*Work to complete*
Tell how many lines include the string "Bearing". Answer with a single number.

== Dataset records

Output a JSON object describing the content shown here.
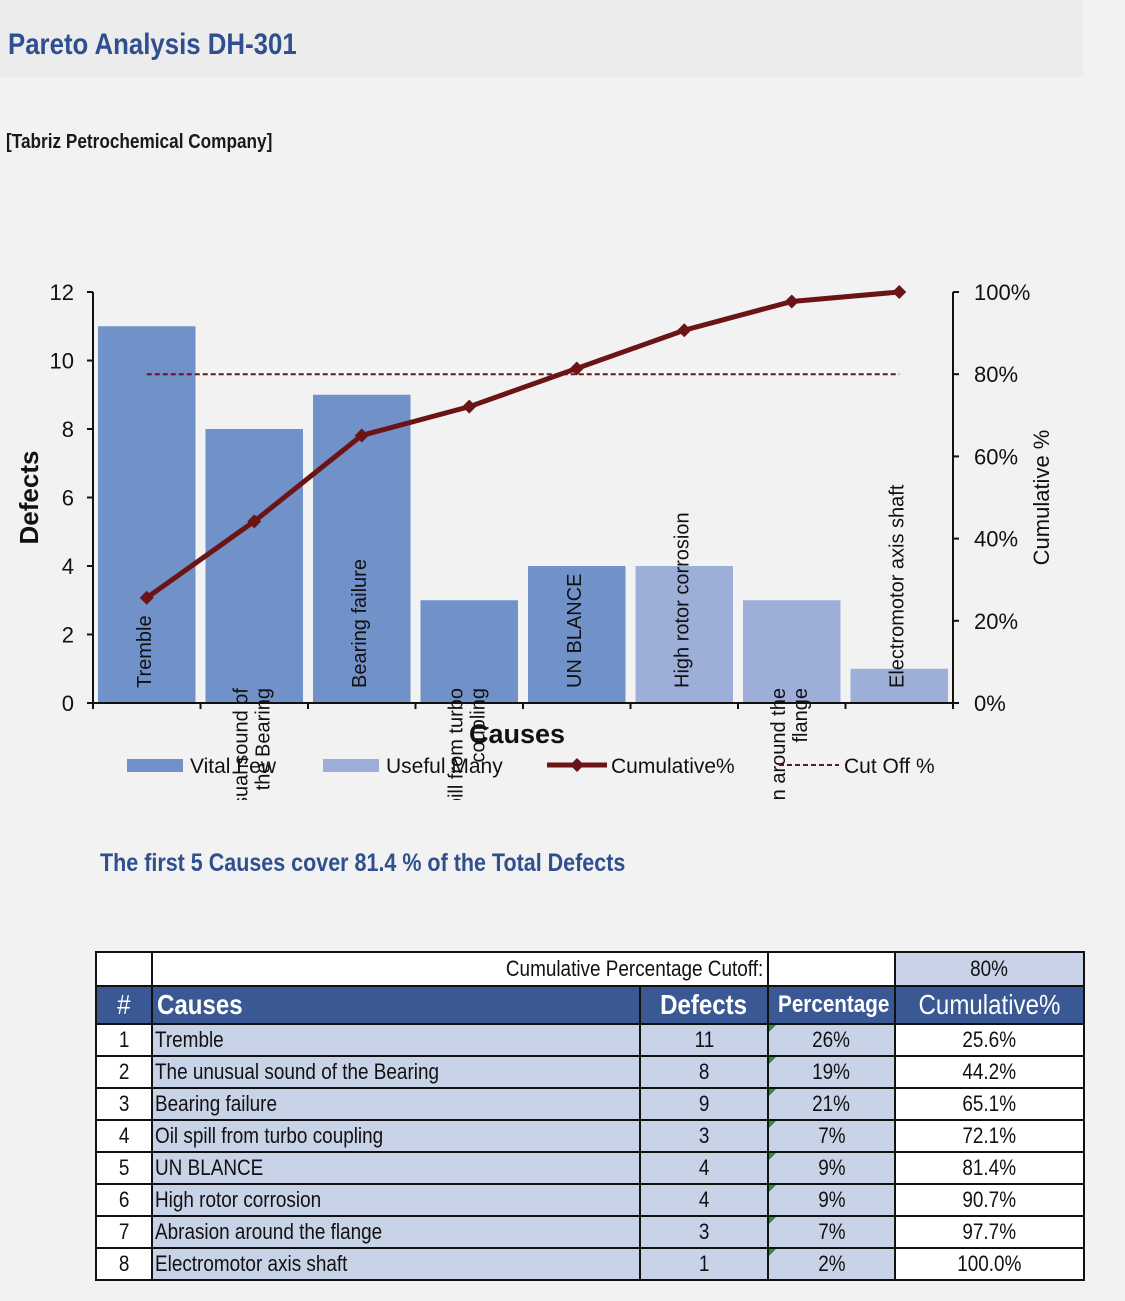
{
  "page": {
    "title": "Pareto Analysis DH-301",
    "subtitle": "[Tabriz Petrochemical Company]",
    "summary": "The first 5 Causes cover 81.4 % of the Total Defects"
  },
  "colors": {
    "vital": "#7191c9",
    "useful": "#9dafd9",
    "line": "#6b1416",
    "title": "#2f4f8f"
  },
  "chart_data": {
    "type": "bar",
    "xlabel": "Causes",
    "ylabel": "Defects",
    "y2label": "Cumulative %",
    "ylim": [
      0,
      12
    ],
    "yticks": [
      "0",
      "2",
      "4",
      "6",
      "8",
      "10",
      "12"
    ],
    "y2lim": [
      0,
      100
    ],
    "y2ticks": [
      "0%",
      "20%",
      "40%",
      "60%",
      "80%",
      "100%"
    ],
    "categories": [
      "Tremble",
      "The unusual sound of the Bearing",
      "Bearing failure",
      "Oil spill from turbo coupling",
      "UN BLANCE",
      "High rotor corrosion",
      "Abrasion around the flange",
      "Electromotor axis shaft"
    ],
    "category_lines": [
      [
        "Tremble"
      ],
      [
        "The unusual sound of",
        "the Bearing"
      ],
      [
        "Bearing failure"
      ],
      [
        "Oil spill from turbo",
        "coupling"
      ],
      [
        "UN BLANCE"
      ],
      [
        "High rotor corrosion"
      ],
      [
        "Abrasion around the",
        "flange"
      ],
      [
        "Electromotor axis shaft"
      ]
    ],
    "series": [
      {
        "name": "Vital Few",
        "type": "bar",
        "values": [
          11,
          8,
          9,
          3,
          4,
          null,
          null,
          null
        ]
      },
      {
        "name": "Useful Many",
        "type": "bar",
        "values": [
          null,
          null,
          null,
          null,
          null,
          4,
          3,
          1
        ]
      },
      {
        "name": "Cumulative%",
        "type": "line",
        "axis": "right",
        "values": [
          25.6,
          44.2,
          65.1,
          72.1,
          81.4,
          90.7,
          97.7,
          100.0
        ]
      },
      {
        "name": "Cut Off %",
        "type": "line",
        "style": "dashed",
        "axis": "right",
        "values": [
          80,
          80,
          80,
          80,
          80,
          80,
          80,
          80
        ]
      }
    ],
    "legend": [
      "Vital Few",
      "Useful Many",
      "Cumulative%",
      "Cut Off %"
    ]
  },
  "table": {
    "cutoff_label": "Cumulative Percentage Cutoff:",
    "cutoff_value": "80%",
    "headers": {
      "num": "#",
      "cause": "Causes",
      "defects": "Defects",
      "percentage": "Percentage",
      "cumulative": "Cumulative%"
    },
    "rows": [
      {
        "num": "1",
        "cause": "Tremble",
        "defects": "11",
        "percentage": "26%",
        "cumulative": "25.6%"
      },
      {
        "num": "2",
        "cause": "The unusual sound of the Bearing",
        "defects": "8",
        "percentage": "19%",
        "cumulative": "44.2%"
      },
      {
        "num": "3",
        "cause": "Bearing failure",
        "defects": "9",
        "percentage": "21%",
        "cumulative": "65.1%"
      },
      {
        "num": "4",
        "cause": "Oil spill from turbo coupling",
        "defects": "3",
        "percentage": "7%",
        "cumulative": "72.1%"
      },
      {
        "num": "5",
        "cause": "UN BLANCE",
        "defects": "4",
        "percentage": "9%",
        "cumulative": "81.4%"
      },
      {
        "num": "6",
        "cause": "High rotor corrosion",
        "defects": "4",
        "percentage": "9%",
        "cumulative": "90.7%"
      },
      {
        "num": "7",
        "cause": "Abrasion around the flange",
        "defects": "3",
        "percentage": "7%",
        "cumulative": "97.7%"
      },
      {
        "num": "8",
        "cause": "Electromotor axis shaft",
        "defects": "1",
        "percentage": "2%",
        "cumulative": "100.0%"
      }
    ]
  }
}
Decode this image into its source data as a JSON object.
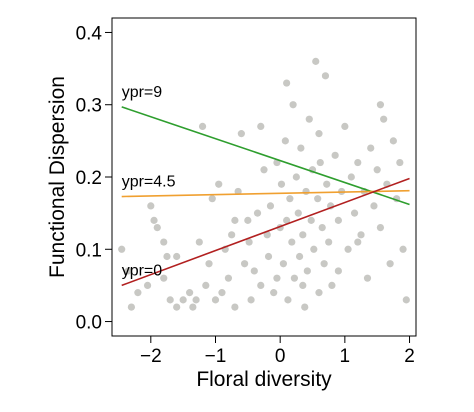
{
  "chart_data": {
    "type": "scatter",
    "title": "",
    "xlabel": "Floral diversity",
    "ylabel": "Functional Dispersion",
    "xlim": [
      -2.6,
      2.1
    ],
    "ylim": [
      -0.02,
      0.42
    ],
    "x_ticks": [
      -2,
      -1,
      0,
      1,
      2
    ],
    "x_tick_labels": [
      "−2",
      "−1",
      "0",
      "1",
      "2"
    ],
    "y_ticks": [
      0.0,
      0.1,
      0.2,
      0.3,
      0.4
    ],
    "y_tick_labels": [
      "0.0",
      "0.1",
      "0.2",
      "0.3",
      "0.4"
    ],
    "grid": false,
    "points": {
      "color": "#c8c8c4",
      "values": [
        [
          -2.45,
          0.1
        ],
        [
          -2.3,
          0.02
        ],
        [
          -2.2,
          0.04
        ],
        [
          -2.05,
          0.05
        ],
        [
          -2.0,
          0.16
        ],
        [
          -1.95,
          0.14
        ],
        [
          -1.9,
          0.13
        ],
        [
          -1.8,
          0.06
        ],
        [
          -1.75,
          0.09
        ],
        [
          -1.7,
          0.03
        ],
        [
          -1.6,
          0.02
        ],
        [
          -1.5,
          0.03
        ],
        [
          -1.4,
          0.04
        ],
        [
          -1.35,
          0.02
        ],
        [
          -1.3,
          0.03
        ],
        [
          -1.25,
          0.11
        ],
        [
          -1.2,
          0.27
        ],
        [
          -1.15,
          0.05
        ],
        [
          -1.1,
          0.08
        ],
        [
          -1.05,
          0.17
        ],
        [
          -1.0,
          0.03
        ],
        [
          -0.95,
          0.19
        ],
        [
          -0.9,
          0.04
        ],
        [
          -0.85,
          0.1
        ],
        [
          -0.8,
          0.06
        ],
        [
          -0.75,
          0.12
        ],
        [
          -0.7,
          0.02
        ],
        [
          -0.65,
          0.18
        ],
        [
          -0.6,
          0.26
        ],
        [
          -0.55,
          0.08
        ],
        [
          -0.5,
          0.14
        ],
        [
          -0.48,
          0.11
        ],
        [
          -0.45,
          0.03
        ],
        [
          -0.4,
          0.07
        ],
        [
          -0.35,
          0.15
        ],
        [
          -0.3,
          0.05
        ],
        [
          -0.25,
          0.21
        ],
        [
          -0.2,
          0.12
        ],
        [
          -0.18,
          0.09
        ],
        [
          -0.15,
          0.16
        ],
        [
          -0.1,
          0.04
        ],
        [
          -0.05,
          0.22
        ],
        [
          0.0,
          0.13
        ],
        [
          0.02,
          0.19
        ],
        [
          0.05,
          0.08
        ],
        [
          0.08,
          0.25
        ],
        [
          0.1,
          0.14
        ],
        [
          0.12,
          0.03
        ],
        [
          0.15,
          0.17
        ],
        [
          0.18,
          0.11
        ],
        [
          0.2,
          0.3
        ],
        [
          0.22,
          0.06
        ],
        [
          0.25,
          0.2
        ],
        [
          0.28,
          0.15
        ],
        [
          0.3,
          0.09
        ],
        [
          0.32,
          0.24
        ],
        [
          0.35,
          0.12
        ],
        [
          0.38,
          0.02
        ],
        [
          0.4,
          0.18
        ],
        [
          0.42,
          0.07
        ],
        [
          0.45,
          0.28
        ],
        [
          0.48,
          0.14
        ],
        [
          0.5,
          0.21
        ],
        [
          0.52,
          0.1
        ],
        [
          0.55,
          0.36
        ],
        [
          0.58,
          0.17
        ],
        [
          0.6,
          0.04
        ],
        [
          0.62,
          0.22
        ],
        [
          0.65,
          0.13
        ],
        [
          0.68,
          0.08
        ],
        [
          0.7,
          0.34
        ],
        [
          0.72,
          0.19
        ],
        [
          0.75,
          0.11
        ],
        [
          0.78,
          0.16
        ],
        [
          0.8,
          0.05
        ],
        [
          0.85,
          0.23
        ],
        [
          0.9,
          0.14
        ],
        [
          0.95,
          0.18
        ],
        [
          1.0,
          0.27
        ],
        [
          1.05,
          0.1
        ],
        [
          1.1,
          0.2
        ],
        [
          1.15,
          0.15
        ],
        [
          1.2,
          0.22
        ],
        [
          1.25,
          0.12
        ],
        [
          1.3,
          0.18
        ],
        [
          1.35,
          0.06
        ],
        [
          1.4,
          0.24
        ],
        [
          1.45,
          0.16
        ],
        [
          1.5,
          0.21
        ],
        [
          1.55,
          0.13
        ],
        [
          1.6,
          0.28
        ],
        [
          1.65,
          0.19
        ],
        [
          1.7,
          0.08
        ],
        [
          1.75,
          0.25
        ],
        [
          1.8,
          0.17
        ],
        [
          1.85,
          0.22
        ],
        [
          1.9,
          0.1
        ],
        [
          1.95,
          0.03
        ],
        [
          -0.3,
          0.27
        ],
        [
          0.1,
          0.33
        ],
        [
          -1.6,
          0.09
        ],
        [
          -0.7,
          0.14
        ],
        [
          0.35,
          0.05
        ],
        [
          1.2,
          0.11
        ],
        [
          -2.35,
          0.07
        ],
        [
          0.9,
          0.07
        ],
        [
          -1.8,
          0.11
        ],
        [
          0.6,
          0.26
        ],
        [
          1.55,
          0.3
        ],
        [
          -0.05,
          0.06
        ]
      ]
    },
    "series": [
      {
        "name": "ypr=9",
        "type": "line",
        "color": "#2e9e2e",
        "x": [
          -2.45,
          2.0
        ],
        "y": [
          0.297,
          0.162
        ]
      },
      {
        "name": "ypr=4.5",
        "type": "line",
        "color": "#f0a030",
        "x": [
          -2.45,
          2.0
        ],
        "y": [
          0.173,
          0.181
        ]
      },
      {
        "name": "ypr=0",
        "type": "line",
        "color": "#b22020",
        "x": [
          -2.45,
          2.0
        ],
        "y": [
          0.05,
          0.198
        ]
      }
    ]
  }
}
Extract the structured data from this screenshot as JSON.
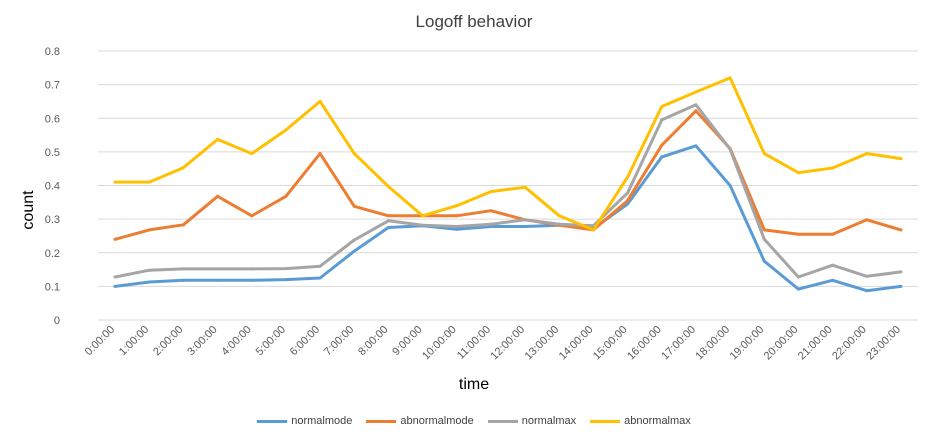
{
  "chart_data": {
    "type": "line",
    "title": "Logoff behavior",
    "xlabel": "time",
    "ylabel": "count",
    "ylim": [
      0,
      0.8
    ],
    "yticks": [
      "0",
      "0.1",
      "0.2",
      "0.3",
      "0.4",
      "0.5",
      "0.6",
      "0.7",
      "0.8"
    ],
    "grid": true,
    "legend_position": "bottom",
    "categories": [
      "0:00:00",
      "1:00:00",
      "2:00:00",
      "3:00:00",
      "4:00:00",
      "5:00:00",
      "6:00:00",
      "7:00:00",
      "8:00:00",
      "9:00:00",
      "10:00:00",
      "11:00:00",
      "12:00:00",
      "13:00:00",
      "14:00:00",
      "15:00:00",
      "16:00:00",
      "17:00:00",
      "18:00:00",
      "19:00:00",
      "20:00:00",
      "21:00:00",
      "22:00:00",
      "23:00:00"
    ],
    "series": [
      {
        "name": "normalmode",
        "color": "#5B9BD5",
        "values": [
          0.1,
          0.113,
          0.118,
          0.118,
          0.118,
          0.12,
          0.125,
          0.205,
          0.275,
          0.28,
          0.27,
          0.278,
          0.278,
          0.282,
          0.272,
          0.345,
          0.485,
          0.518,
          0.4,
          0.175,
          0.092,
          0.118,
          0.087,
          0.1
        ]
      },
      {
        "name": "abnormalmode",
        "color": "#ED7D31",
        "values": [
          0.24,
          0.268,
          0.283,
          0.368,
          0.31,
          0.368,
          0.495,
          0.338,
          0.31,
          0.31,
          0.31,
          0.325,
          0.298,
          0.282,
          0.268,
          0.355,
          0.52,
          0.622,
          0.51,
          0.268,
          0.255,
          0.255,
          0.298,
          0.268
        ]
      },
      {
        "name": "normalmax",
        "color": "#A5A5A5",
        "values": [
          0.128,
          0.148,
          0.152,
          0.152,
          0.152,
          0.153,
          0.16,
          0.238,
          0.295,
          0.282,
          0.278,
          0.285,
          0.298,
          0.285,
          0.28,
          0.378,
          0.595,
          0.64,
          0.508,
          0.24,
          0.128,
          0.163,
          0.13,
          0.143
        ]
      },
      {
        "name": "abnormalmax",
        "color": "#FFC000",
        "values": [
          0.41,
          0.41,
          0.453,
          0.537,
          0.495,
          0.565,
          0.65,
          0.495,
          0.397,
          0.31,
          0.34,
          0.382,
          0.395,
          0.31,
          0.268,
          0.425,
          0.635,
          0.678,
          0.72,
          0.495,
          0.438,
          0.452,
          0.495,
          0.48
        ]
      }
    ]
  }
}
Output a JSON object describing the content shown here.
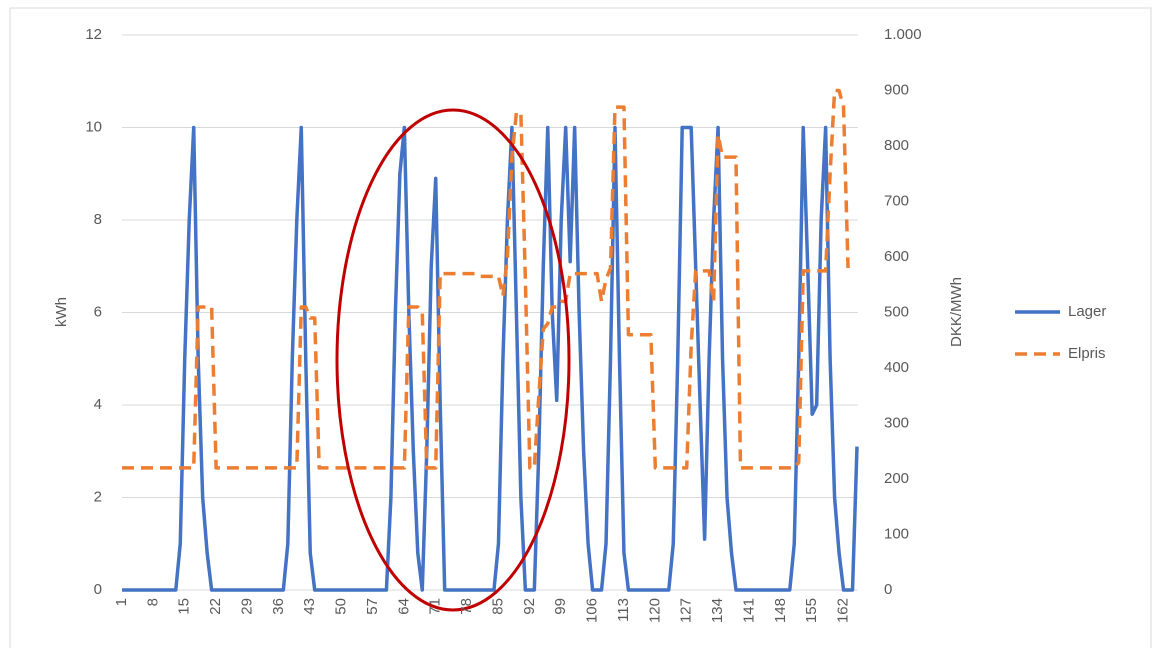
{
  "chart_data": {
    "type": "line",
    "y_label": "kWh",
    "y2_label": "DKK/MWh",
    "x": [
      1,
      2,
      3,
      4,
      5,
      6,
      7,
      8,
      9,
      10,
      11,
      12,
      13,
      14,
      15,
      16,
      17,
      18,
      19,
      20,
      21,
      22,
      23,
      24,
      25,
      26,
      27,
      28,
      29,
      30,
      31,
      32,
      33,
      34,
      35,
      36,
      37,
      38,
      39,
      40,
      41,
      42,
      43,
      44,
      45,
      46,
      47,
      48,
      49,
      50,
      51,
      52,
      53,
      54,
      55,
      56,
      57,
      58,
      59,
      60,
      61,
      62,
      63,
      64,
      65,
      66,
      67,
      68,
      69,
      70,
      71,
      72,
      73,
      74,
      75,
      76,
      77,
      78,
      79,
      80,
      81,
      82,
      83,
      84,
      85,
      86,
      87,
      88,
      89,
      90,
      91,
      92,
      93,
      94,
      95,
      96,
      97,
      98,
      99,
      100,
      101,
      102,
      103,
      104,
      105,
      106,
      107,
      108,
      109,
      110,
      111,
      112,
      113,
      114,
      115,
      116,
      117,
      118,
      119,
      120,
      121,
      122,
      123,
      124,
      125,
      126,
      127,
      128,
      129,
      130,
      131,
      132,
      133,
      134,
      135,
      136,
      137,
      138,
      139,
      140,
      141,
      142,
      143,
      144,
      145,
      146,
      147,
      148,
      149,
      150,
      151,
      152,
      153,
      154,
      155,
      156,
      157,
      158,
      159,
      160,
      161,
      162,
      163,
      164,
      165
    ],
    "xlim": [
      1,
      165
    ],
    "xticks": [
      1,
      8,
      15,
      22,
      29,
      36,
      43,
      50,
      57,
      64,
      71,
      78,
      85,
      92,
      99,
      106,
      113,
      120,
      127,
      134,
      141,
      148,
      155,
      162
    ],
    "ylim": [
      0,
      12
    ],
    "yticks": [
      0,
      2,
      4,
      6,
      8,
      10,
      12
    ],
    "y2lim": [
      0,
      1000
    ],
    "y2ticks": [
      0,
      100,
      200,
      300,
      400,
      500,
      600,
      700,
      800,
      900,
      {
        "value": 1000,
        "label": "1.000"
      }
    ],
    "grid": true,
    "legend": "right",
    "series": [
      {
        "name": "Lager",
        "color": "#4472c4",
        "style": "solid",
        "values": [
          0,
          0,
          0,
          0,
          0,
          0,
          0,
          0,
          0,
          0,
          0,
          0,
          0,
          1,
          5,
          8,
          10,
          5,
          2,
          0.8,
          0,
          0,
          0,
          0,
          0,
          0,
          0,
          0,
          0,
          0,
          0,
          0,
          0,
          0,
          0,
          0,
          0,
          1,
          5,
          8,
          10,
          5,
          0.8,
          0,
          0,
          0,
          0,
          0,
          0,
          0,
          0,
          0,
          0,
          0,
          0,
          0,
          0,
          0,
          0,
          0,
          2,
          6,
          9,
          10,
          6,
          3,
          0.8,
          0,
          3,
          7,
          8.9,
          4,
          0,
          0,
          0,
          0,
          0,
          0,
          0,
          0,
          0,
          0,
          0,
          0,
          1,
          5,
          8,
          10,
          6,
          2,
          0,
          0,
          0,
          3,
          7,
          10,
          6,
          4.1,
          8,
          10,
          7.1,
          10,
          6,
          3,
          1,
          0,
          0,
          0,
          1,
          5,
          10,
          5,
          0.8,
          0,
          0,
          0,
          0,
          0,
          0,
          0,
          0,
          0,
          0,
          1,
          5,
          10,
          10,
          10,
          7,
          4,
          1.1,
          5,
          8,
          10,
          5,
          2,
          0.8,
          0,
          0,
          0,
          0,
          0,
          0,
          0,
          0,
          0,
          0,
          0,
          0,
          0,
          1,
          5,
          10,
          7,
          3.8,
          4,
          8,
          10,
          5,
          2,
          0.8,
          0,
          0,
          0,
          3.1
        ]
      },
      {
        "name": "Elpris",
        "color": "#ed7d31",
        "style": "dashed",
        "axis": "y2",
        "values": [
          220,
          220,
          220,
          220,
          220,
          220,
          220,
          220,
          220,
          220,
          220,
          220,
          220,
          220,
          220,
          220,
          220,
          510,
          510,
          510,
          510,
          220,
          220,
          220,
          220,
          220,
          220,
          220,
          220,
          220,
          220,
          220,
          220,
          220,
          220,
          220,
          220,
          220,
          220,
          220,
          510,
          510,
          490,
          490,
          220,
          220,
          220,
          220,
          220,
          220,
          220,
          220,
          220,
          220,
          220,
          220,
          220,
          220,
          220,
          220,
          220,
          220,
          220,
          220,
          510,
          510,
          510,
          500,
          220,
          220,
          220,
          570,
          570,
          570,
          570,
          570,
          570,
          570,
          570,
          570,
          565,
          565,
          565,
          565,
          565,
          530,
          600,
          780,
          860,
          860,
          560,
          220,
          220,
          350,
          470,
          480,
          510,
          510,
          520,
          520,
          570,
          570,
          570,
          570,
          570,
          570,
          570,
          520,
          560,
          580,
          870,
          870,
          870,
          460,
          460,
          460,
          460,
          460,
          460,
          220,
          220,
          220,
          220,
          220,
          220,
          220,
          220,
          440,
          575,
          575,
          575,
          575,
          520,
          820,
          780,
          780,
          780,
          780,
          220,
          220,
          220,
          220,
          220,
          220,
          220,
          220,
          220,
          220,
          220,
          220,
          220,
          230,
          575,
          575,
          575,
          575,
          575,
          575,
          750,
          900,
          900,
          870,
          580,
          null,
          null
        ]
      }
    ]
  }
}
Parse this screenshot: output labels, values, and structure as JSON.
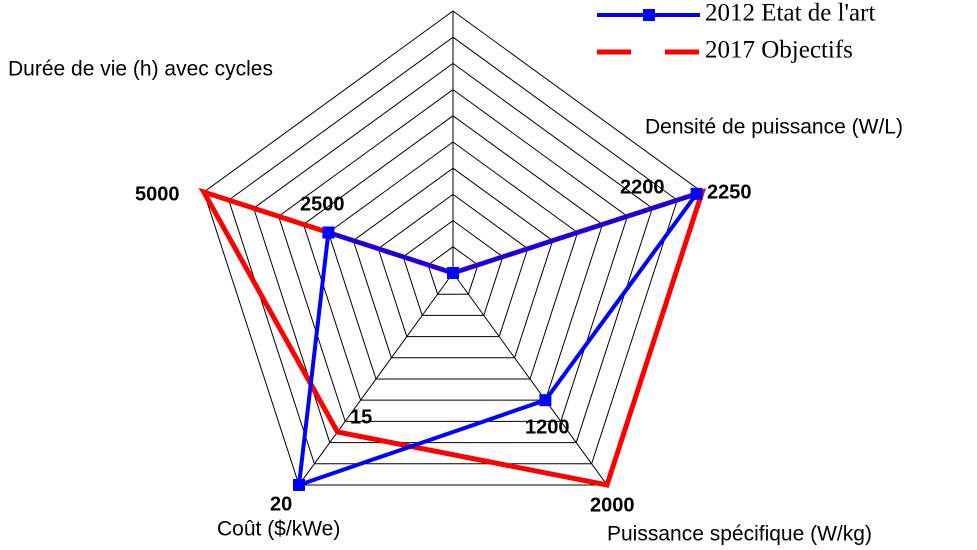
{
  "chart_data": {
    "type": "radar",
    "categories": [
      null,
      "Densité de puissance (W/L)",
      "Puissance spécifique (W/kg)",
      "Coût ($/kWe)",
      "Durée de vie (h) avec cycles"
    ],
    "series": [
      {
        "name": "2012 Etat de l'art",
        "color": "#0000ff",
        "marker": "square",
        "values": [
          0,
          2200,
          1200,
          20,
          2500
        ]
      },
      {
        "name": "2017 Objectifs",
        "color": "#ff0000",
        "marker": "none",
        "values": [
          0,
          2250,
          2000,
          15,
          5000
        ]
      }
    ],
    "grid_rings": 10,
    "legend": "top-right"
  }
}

====

*Expected answer*
6